— BEGIN —
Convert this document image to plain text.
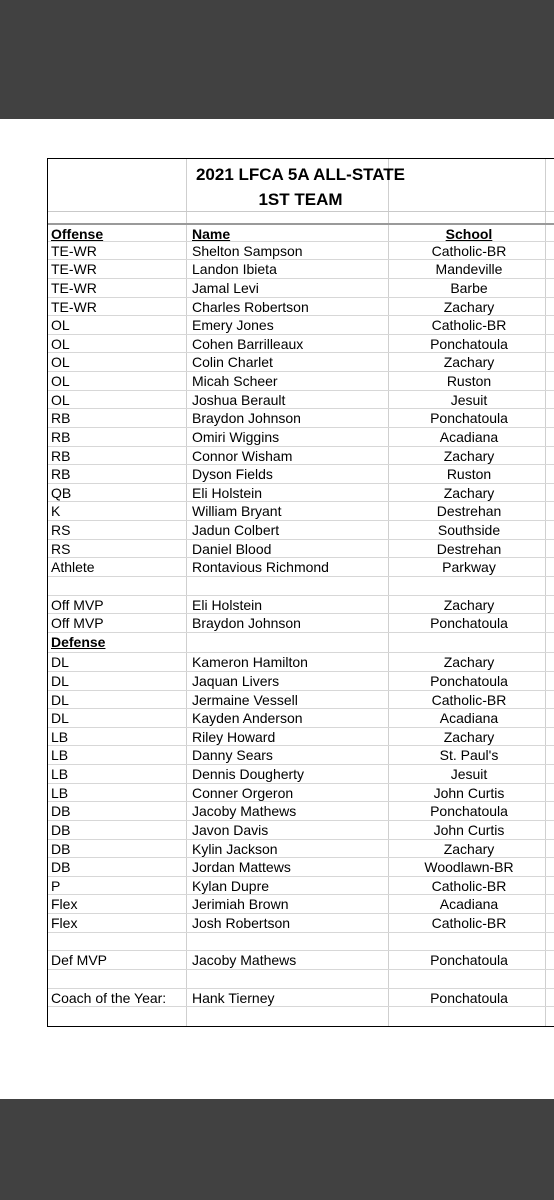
2021 LFCA 5A ALL-STATE
1ST TEAM
Offense	Name	School
TE-WR	Shelton Sampson	Catholic-BR
TE-WR	Landon Ibieta	Mandeville
TE-WR	Jamal Levi	Barbe
TE-WR	Charles Robertson	Zachary
OL	Emery Jones	Catholic-BR
OL	Cohen Barrilleaux	Ponchatoula
OL	Colin Charlet	Zachary
OL	Micah Scheer	Ruston
OL	Joshua Berault	Jesuit
RB	Braydon Johnson	Ponchatoula
RB	Omiri Wiggins	Acadiana
RB	Connor Wisham	Zachary
RB	Dyson Fields	Ruston
QB	Eli Holstein	Zachary
K	William Bryant	Destrehan
RS	Jadun Colbert	Southside
RS	Daniel Blood	Destrehan
Athlete	Rontavious Richmond	Parkway
Off MVP	Eli Holstein	Zachary
Off MVP	Braydon Johnson	Ponchatoula
Defense
DL	Kameron Hamilton	Zachary
DL	Jaquan Livers	Ponchatoula
DL	Jermaine Vessell	Catholic-BR
DL	Kayden Anderson	Acadiana
LB	Riley Howard	Zachary
LB	Danny Sears	St. Paul's
LB	Dennis Dougherty	Jesuit
LB	Conner Orgeron	John Curtis
DB	Jacoby Mathews	Ponchatoula
DB	Javon Davis	John Curtis
DB	Kylin Jackson	Zachary
DB	Jordan Mattews	Woodlawn-BR
P	Kylan Dupre	Catholic-BR
Flex	Jerimiah Brown	Acadiana
Flex	Josh Robertson	Catholic-BR
Def MVP	Jacoby Mathews	Ponchatoula
Coach of the Year: Hank Tierney	Ponchatoula
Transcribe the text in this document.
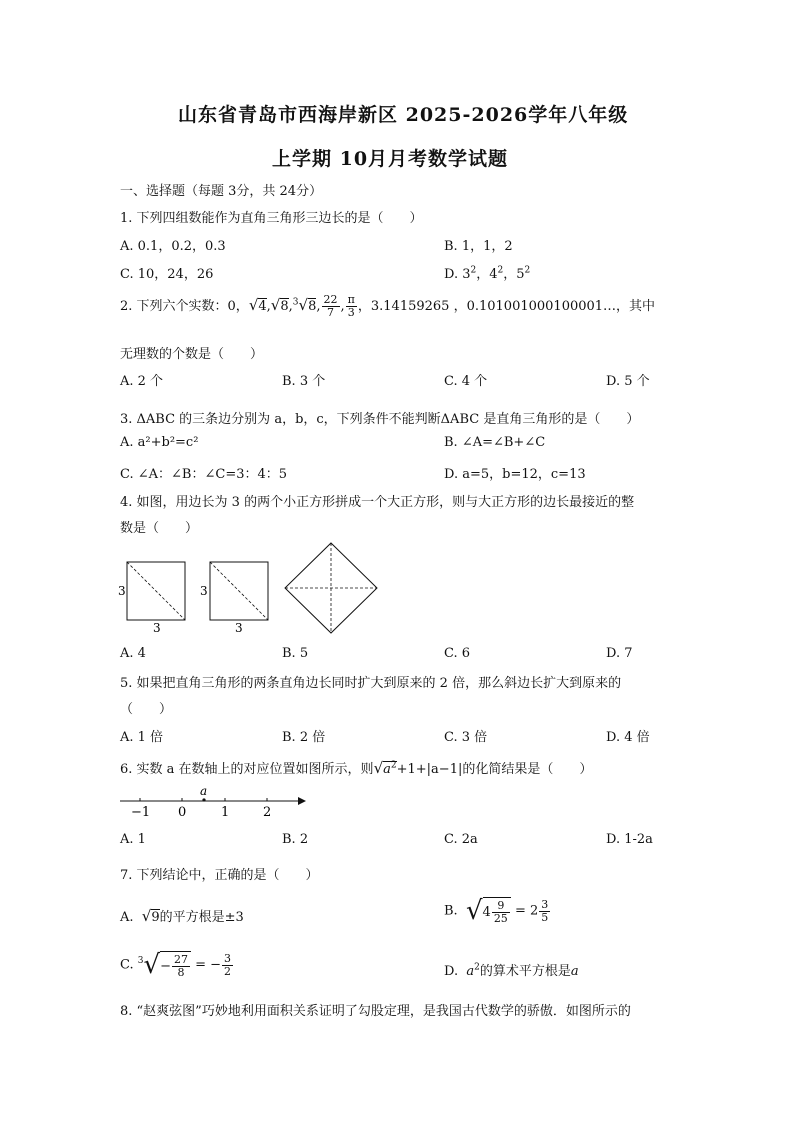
山东省青岛市西海岸新区 2025-2026学年八年级
上学期 10月月考数学试题
一、选择题（每题 3分，共 24分）
1. 下列四组数能作为直角三角形三边长的是（　　）
A. 0.1，0.2，0.3	B. 1，1，2
C. 10，24，26	D. $3^2$，$4^2$，$5^2$
2. 下列六个实数：0，√4,√8,$^3$√8, $\frac{22}{7}$ , $\frac{\pi}{3}$ ，3.14159265 ，0.101001000100001…，其中
无理数的个数是（　　）
A. 2 个	B. 3 个	C. 4 个	D. 5 个
3. ΔABC 的三条边分别为 a，b，c，下列条件不能判断ΔABC 是直角三角形的是（　　）
A. a²+b²=c²	B. ∠A=∠B+∠C
C. ∠A：∠B：∠C=3：4：5	D. a=5，b=12，c=13
4. 如图，用边长为 3 的两个小正方形拼成一个大正方形，则与大正方形的边长最接近的整
数是（　　）
3
3
3
3
A. 4	B. 5	C. 6	D. 7
5. 如果把直角三角形的两条直角边长同时扩大到原来的 2 倍，那么斜边长扩大到原来的
（　　）
A. 1 倍	B. 2 倍	C. 3 倍	D. 4 倍
6. 实数 a 在数轴上的对应位置如图所示，则$√a^2+1+|a-1|$的化简结果是（　　）
a
−1 0	1	2
A. 1	B. 2	C. 2a	D. 1-2a
7. 下列结论中，正确的是（　　）
A. √9的平方根是±3	B. $√4 \frac{9}{25} = 2 \frac{3}{5}$
C. $^3√- \frac{27}{8}$ = − $\frac{3}{2}$	D. $a^2$的算术平方根是a
8. “赵爽弦图”巧妙地利用面积关系证明了勾股定理，是我国古代数学的骄傲．如图所示的
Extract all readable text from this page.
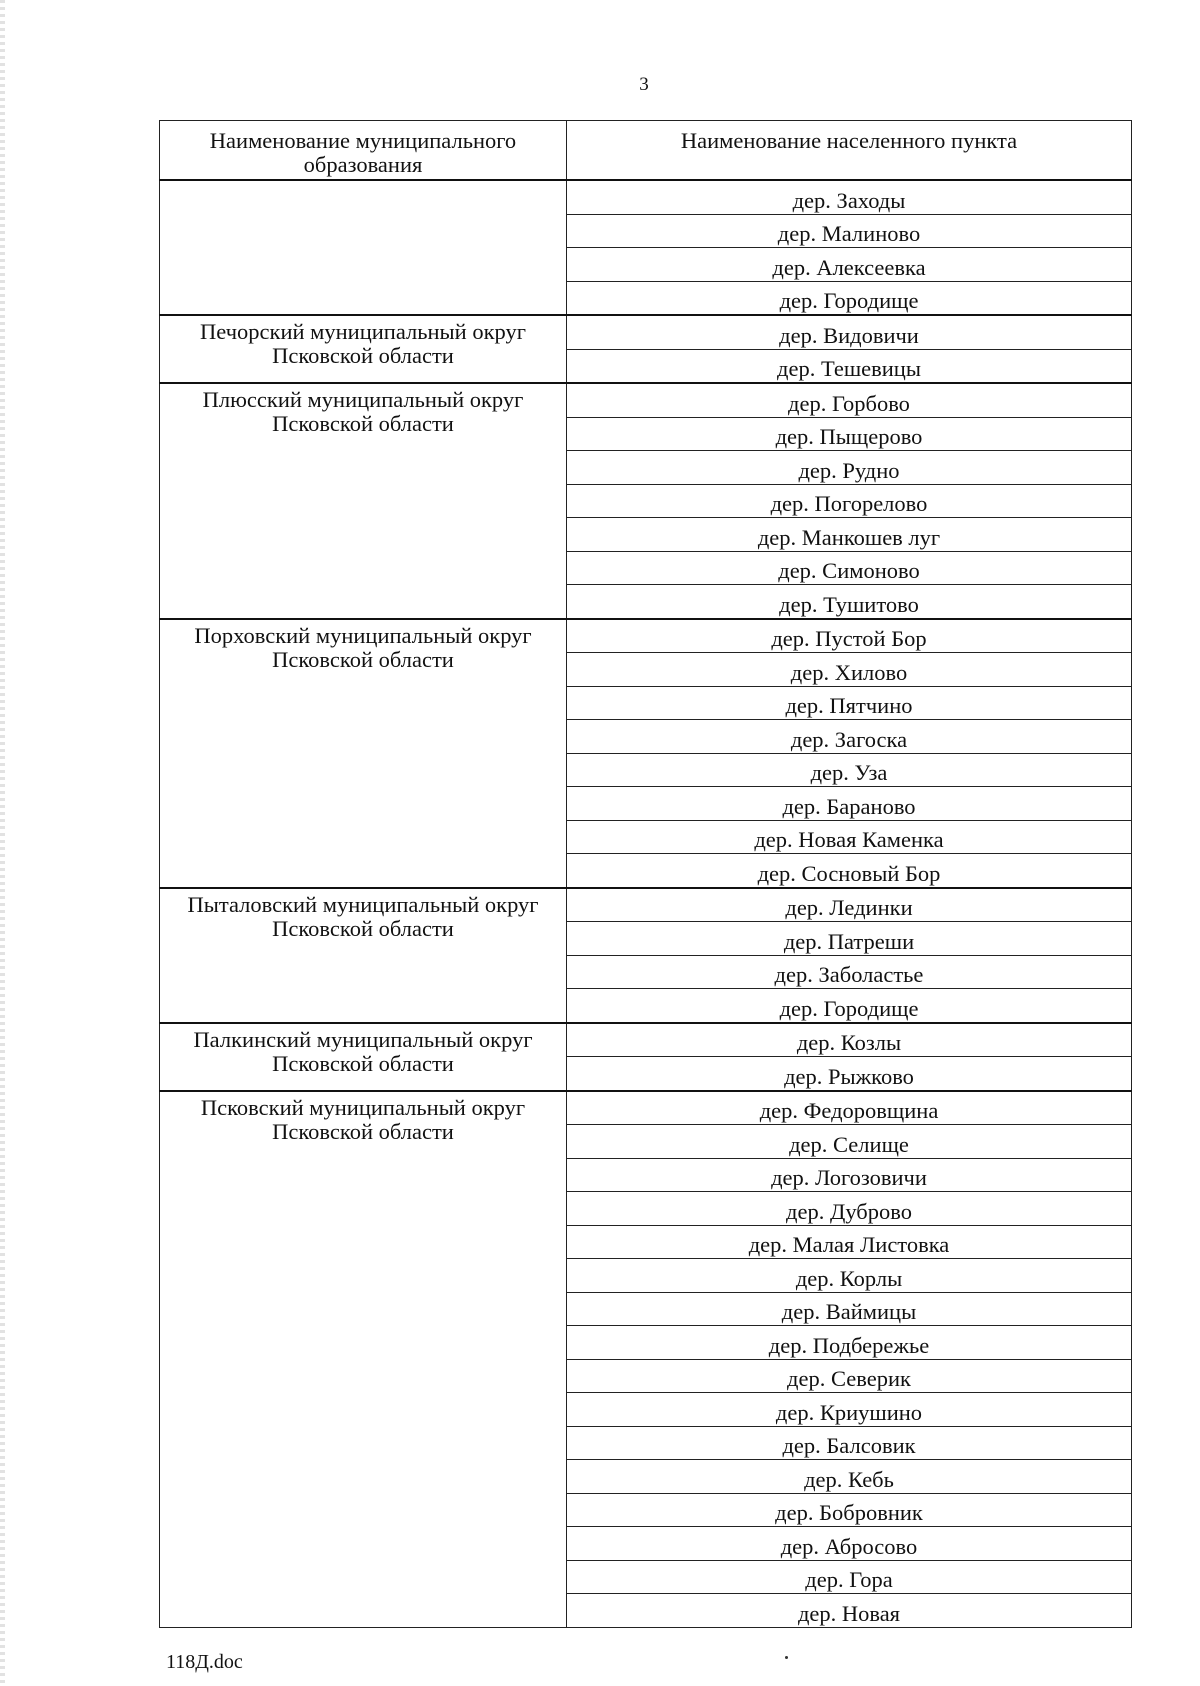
3
Наименование муниципального образования	Наименование населенного пункта

	дер. Заходы
	дер. Малиново
	дер. Алексеевка
	дер. Городище
Печорский муниципальный округ Псковской области	дер. Видовичи
	дер. Тешевицы
Плюсский муниципальный округ Псковской области	дер. Горбово
	дер. Пыщерово
	дер. Рудно
	дер. Погорелово
	дер. Манкошев луг
	дер. Симоново
	дер. Тушитово
Порховский муниципальный округ Псковской области	дер. Пустой Бор
	дер. Хилово
	дер. Пятчино
	дер. Загоска
	дер. Уза
	дер. Бараново
	дер. Новая Каменка
	дер. Сосновый Бор
Пыталовский муниципальный округ Псковской области	дер. Лединки
	дер. Патреши
	дер. Заболастье
	дер. Городище
Палкинский муниципальный округ Псковской области	дер. Козлы
	дер. Рыжково
Псковский муниципальный округ Псковской области	дер. Федоровщина
	дер. Селище
	дер. Логозовичи
	дер. Дуброво
	дер. Малая Листовка
	дер. Корлы
	дер. Ваймицы
	дер. Подбережье
	дер. Северик
	дер. Криушино
	дер. Балсовик
	дер. Кебь
	дер. Бобровник
	дер. Абросово
	дер. Гора
	дер. Новая
118Д.doc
— END —
DIRECTIONS FOR THIS TASK =>
Print the entries above exactly, taking out only the pictures.

TASK SOLUTION =>
Convert this document image to plain text.
2021 LFCA 5A ALL-STATE
1ST TEAM
Offense	Name	School
TE-WR	Shelton Sampson	Catholic-BR
TE-WR	Landon Ibieta	Mandeville
TE-WR	Jamal Levi	Barbe
TE-WR	Charles Robertson	Zachary
OL	Emery Jones	Catholic-BR
OL	Cohen Barrilleaux	Ponchatoula
OL	Colin Charlet	Zachary
OL	Micah Scheer	Ruston
OL	Joshua Berault	Jesuit
RB	Braydon Johnson	Ponchatoula
RB	Omiri Wiggins	Acadiana
RB	Connor Wisham	Zachary
RB	Dyson Fields	Ruston
QB	Eli Holstein	Zachary
K	William Bryant	Destrehan
RS	Jadun Colbert	Southside
RS	Daniel Blood	Destrehan
Athlete	Rontavious Richmond	Parkway
Off MVP	Eli Holstein	Zachary
Off MVP	Braydon Johnson	Ponchatoula
Defense
DL	Kameron Hamilton	Zachary
DL	Jaquan Livers	Ponchatoula
DL	Jermaine Vessell	Catholic-BR
DL	Kayden Anderson	Acadiana
LB	Riley Howard	Zachary
LB	Danny Sears	St. Paul's
LB	Dennis Dougherty	Jesuit
LB	Conner Orgeron	John Curtis
DB	Jacoby Mathews	Ponchatoula
DB	Javon Davis	John Curtis
DB	Kylin Jackson	Zachary
DB	Jordan Mattews	Woodlawn-BR
P	Kylan Dupre	Catholic-BR
Flex	Jerimiah Brown	Acadiana
Flex	Josh Robertson	Catholic-BR
Def MVP	Jacoby Mathews	Ponchatoula
Coach of the Year: Hank Tierney	Ponchatoula
Transcribe the text in this document.
山东省青岛市西海岸新区 2025-2026学年八年级
上学期 10月月考数学试题
一、选择题（每题 3分，共 24分）
1. 下列四组数能作为直角三角形三边长的是（　　）
A. 0.1，0.2，0.3	B. 1，1，2
C. 10，24，26	D. $3^2$，$4^2$，$5^2$
2. 下列六个实数：0，√4,√8,$^3$√8, $\frac{22}{7}$ , $\frac{\pi}{3}$ ，3.14159265 ，0.101001000100001…，其中
无理数的个数是（　　）
A. 2 个	B. 3 个	C. 4 个	D. 5 个
3. ΔABC 的三条边分别为 a，b，c，下列条件不能判断ΔABC 是直角三角形的是（　　）
A. a²+b²=c²	B. ∠A=∠B+∠C
C. ∠A：∠B：∠C=3：4：5	D. a=5，b=12，c=13
4. 如图，用边长为 3 的两个小正方形拼成一个大正方形，则与大正方形的边长最接近的整
数是（　　）
3
3
3
3
A. 4	B. 5	C. 6	D. 7
5. 如果把直角三角形的两条直角边长同时扩大到原来的 2 倍，那么斜边长扩大到原来的
（　　）
A. 1 倍	B. 2 倍	C. 3 倍	D. 4 倍
6. 实数 a 在数轴上的对应位置如图所示，则$√a^2+1+|a-1|$的化简结果是（　　）
a
−1 0	1	2
A. 1	B. 2	C. 2a	D. 1-2a
7. 下列结论中，正确的是（　　）
A. √9的平方根是±3	B. $√4 \frac{9}{25} = 2 \frac{3}{5}$
C. $^3√- \frac{27}{8}$ = − $\frac{3}{2}$	D. $a^2$的算术平方根是a
8. “赵爽弦图”巧妙地利用面积关系证明了勾股定理，是我国古代数学的骄傲．如图所示的
Extract all readable text from this page.
3
Наименование муниципального образования	Наименование населенного пункта

	дер. Заходы
	дер. Малиново
	дер. Алексеевка
	дер. Городище
Печорский муниципальный округ Псковской области	дер. Видовичи
	дер. Тешевицы
Плюсский муниципальный округ Псковской области	дер. Горбово
	дер. Пыщерово
	дер. Рудно
	дер. Погорелово
	дер. Манкошев луг
	дер. Симоново
	дер. Тушитово
Порховский муниципальный округ Псковской области	дер. Пустой Бор
	дер. Хилово
	дер. Пятчино
	дер. Загоска
	дер. Уза
	дер. Бараново
	дер. Новая Каменка
	дер. Сосновый Бор
Пыталовский муниципальный округ Псковской области	дер. Лединки
	дер. Патреши
	дер. Заболастье
	дер. Городище
Палкинский муниципальный округ Псковской области	дер. Козлы
	дер. Рыжково
Псковский муниципальный округ Псковской области	дер. Федоровщина
	дер. Селище
	дер. Логозовичи
	дер. Дуброво
	дер. Малая Листовка
	дер. Корлы
	дер. Ваймицы
	дер. Подбережье
	дер. Северик
	дер. Криушино
	дер. Балсовик
	дер. Кебь
	дер. Бобровник
	дер. Абросово
	дер. Гора
	дер. Новая
118Д.doc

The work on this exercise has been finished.